>>>

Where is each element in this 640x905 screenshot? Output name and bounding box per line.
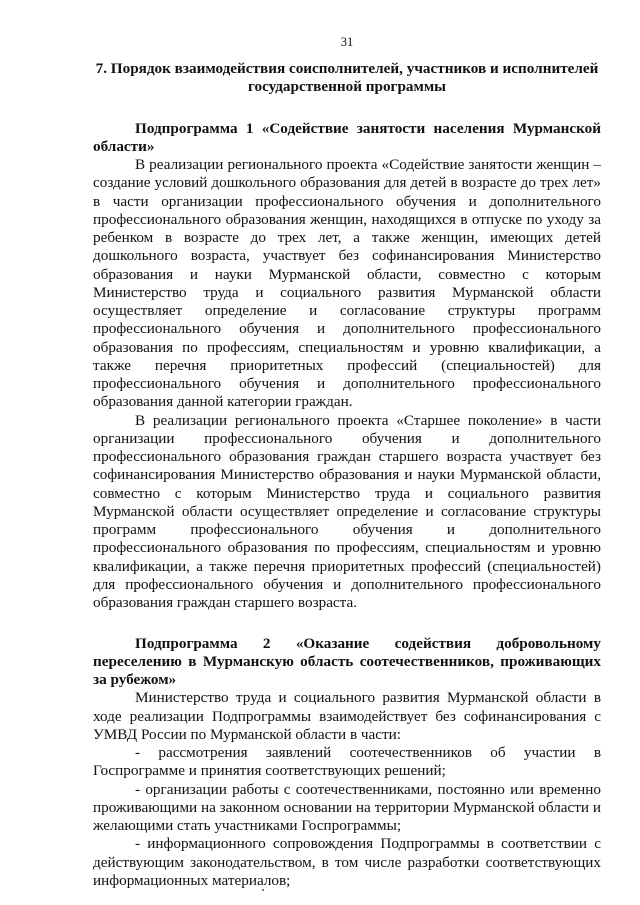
subprogram-2-list-item: - организации работы с соотечественниками, постоянно или временно проживающими на законном основании на территории Мурманской области и желающими стать участниками Госпрограммы;: [93, 780, 601, 834]
subprogram-2-list-item: - рассмотрения заявлений соотечественников об участии в Госпрограмме и принятия соответствующих решений;: [93, 744, 601, 780]
subprogram-1-title: Подпрограмма 1 «Содействие занятости населения Мурманской области»: [93, 120, 601, 155]
subprogram-1-section: [93, 120, 601, 612]
subprogram-2-list-item: - информационного сопровождения Подпрограммы в соответствии с действующим законодательством, в том числе разработки соответствующих информационных материалов;: [93, 835, 601, 889]
subprogram-2-section: [93, 635, 601, 890]
page-number: 31: [340, 35, 354, 49]
document-page: [93, 34, 601, 890]
subprogram-1-paragraph: В реализации регионального проекта «Старшее поколение» в части организации профессионального обучения и дополнительного профессионального образования граждан старшего возраста участвует без софинансирования Министерство образования и науки Мурманской области, совместно с которым Министерство труда и социального развития Мурманской области осуществляет определение и согласование структуры программ профессионального обучения и дополнительного профессионального образования по профессиям, специальностям и уровню квалификации, а также перечня приоритетных профессий (специальностей) для профессионального обучения и дополнительного профессионального образования граждан старшего возраста.: [93, 411, 601, 611]
subprogram-2-title: Подпрограмма 2 «Оказание содействия добровольному переселению в Мурманскую область соотечественников, проживающих за рубежом»: [93, 635, 601, 689]
subprogram-1-paragraph: В реализации регионального проекта «Содействие занятости женщин – создание условий дошкольного образования для детей в возрасте до трех лет» в части организации профессионального обучения и дополнительного профессионального образования женщин, находящихся в отпуске по уходу за ребенком в возрасте до трех лет, а также женщин, имеющих детей дошкольного возраста, участвует без софинансирования Министерство образования и науки Мурманской области, совместно с которым Министерство труда и социального развития Мурманской области осуществляет определение и согласование структуры программ профессионального обучения и дополнительного профессионального образования по профессиям, специальностям и уровню квалификации, а также перечня приоритетных профессий (специальностей) для профессионального обучения и дополнительного профессионального образования данной категории граждан.: [93, 156, 601, 411]
section-title: 7. Порядок взаимодействия соисполнителей, участников и исполнителей государственной программы: [95, 60, 599, 95]
scan-speck: [262, 889, 264, 891]
subprogram-2-paragraph: Министерство труда и социального развития Мурманской области в ходе реализации Подпрограммы взаимодействует без софинансирования с УМВД России по Мурманской области в части:: [93, 689, 601, 743]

<<<

▶ **Written task**
Set out every line of the entries above as a numbered list, skipping blank lines. Leave the pictures out of your answer.

▶ **Exercise answer**
1. Where is each element in this 640x905 screenshot? Output name and bounding box per line.
2. subprogram-2-list-item: - организации работы с соотечественниками, постоянно или временно проживающими на законном основании на территории Мурманской области и желающими стать участниками Госпрограммы;: [93, 780, 601, 834]
3. subprogram-2-list-item: - рассмотрения заявлений соотечественников об участии в Госпрограмме и принятия соответствующих решений;: [93, 744, 601, 780]
4. subprogram-1-title: Подпрограмма 1 «Содействие занятости населения Мурманской области»: [93, 120, 601, 155]
5. subprogram-1-section: [93, 120, 601, 612]
6. subprogram-2-list-item: - информационного сопровождения Подпрограммы в соответствии с действующим законодательством, в том числе разработки соответствующих информационных материалов;: [93, 835, 601, 889]
7. subprogram-2-section: [93, 635, 601, 890]
8. page-number: 31: [340, 35, 354, 49]
9. document-page: [93, 34, 601, 890]
10. subprogram-1-paragraph: В реализации регионального проекта «Старшее поколение» в части организации профессионального обучения и дополнительного профессионального образования граждан старшего возраста участвует без софинансирования Министерство образования и науки Мурманской области, совместно с которым Министерство труда и социального развития Мурманской области осуществляет определение и согласование структуры программ профессионального обучения и дополнительного профессионального образования по профессиям, специальностям и уровню квалификации, а также перечня приоритетных профессий (специальностей) для профессионального обучения и дополнительного профессионального образования граждан старшего возраста.: [93, 411, 601, 611]
11. subprogram-2-title: Подпрограмма 2 «Оказание содействия добровольному переселению в Мурманскую область соотечественников, проживающих за рубежом»: [93, 635, 601, 689]
12. subprogram-1-paragraph: В реализации регионального проекта «Содействие занятости женщин – создание условий дошкольного образования для детей в возрасте до трех лет» в части организации профессионального обучения и дополнительного профессионального образования женщин, находящихся в отпуске по уходу за ребенком в возрасте до трех лет, а также женщин, имеющих детей дошкольного возраста, участвует без софинансирования Министерство образования и науки Мурманской области, совместно с которым Министерство труда и социального развития Мурманской области осуществляет определение и согласование структуры программ профессионального обучения и дополнительного профессионального образования по профессиям, специальностям и уровню квалификации, а также перечня приоритетных профессий (специальностей) для профессионального обучения и дополнительного профессионального образования данной категории граждан.: [93, 156, 601, 411]
13. section-title: 7. Порядок взаимодействия соисполнителей, участников и исполнителей государственной программы: [95, 60, 599, 95]
14. scan-speck: [262, 889, 264, 891]
15. subprogram-2-paragraph: Министерство труда и социального развития Мурманской области в ходе реализации Подпрограммы взаимодействует без софинансирования с УМВД России по Мурманской области в части:: [93, 689, 601, 743]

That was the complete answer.